--- START DATA RECORDS ---

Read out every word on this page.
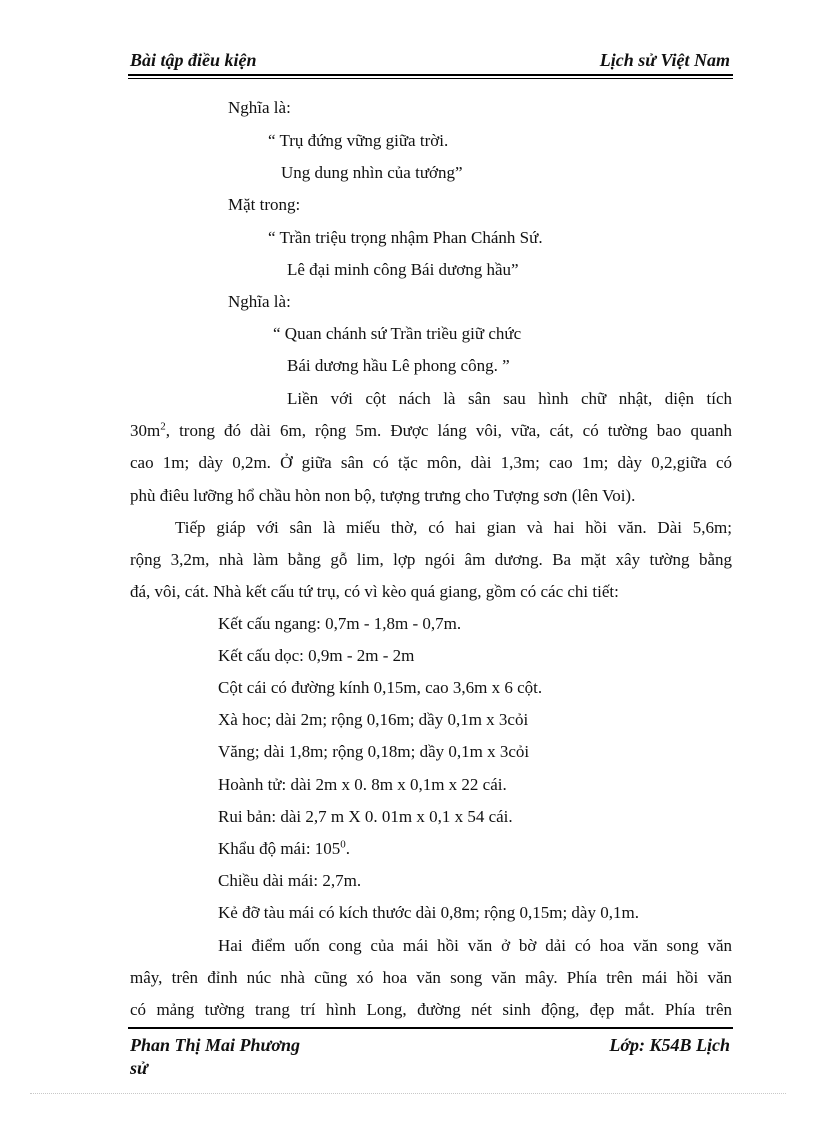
Bài tập điều kiện	Lịch sử Việt Nam
Nghĩa là:
“ Trụ đứng vững giữa trời.
Ung dung nhìn của tướng”
Mặt trong:
“ Trần triệu trọng nhậm Phan Chánh Sứ.
Lê đại minh công Bái dương hầu”
Nghĩa là:
“ Quan chánh sứ Trần triều giữ chức
Bái dương hầu Lê phong công. ”
Liền với cột nách là sân sau hình chữ nhật, diện tích
$30m^2$, trong đó dài 6m, rộng 5m. Được láng vôi, vữa, cát, có tường bao quanh
cao 1m; dày 0,2m. Ở giữa sân có tặc môn, dài 1,3m; cao 1m; dày 0,2,giữa có
phù điêu lưỡng hổ chầu hòn non bộ, tượng trưng cho Tượng sơn (lên Voi).
Tiếp giáp với sân là miếu thờ, có hai gian và hai hồi văn. Dài 5,6m;
rộng 3,2m, nhà làm bằng gỗ lim, lợp ngói âm dương. Ba mặt xây tường bằng
đá, vôi, cát. Nhà kết cấu tứ trụ, có vì kèo quá giang, gồm có các chi tiết:
Kết cấu ngang: 0,7m - 1,8m - 0,7m.
Kết cấu dọc: 0,9m - 2m - 2m
Cột cái có đường kính 0,15m, cao 3,6m x 6 cột.
Xà hoc; dài 2m; rộng 0,16m; dầy 0,1m x 3cỏi
Văng; dài 1,8m; rộng 0,18m; dầy 0,1m x 3cỏi
Hoành tử: dài 2m x 0. 8m x 0,1m x 22 cái.
Rui bản: dài 2,7 m X 0. 01m x 0,1 x 54 cái.
Khẩu độ mái: $105^0$.
Chiều dài mái: 2,7m.
Kẻ đỡ tàu mái có kích thước dài 0,8m; rộng 0,15m; dày 0,1m.
Hai điểm uốn cong của mái hồi văn ở bờ dải có hoa văn song văn
mây, trên đỉnh núc nhà cũng xó hoa văn song văn mây. Phía trên mái hồi văn
có mảng tường trang trí hình Long, đường nét sinh động, đẹp mắt. Phía trên
Phan Thị Mai Phương
sử
Lớp: K54B Lịch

--- END DATA RECORDS ---

THE TASK: Each record above is to be restated exactly, with its pictures removed from the copy.

TASK SOLUTION:
Read out every word on this page.
Bài tập điều kiện	Lịch sử Việt Nam
Nghĩa là:
“ Trụ đứng vững giữa trời.
Ung dung nhìn của tướng”
Mặt trong:
“ Trần triệu trọng nhậm Phan Chánh Sứ.
Lê đại minh công Bái dương hầu”
Nghĩa là:
“ Quan chánh sứ Trần triều giữ chức
Bái dương hầu Lê phong công. ”
Liền với cột nách là sân sau hình chữ nhật, diện tích
$30m^2$, trong đó dài 6m, rộng 5m. Được láng vôi, vữa, cát, có tường bao quanh
cao 1m; dày 0,2m. Ở giữa sân có tặc môn, dài 1,3m; cao 1m; dày 0,2,giữa có
phù điêu lưỡng hổ chầu hòn non bộ, tượng trưng cho Tượng sơn (lên Voi).
Tiếp giáp với sân là miếu thờ, có hai gian và hai hồi văn. Dài 5,6m;
rộng 3,2m, nhà làm bằng gỗ lim, lợp ngói âm dương. Ba mặt xây tường bằng
đá, vôi, cát. Nhà kết cấu tứ trụ, có vì kèo quá giang, gồm có các chi tiết:
Kết cấu ngang: 0,7m - 1,8m - 0,7m.
Kết cấu dọc: 0,9m - 2m - 2m
Cột cái có đường kính 0,15m, cao 3,6m x 6 cột.
Xà hoc; dài 2m; rộng 0,16m; dầy 0,1m x 3cỏi
Văng; dài 1,8m; rộng 0,18m; dầy 0,1m x 3cỏi
Hoành tử: dài 2m x 0. 8m x 0,1m x 22 cái.
Rui bản: dài 2,7 m X 0. 01m x 0,1 x 54 cái.
Khẩu độ mái: $105^0$.
Chiều dài mái: 2,7m.
Kẻ đỡ tàu mái có kích thước dài 0,8m; rộng 0,15m; dày 0,1m.
Hai điểm uốn cong của mái hồi văn ở bờ dải có hoa văn song văn
mây, trên đỉnh núc nhà cũng xó hoa văn song văn mây. Phía trên mái hồi văn
có mảng tường trang trí hình Long, đường nét sinh động, đẹp mắt. Phía trên
Phan Thị Mai Phương
sử
Lớp: K54B Lịch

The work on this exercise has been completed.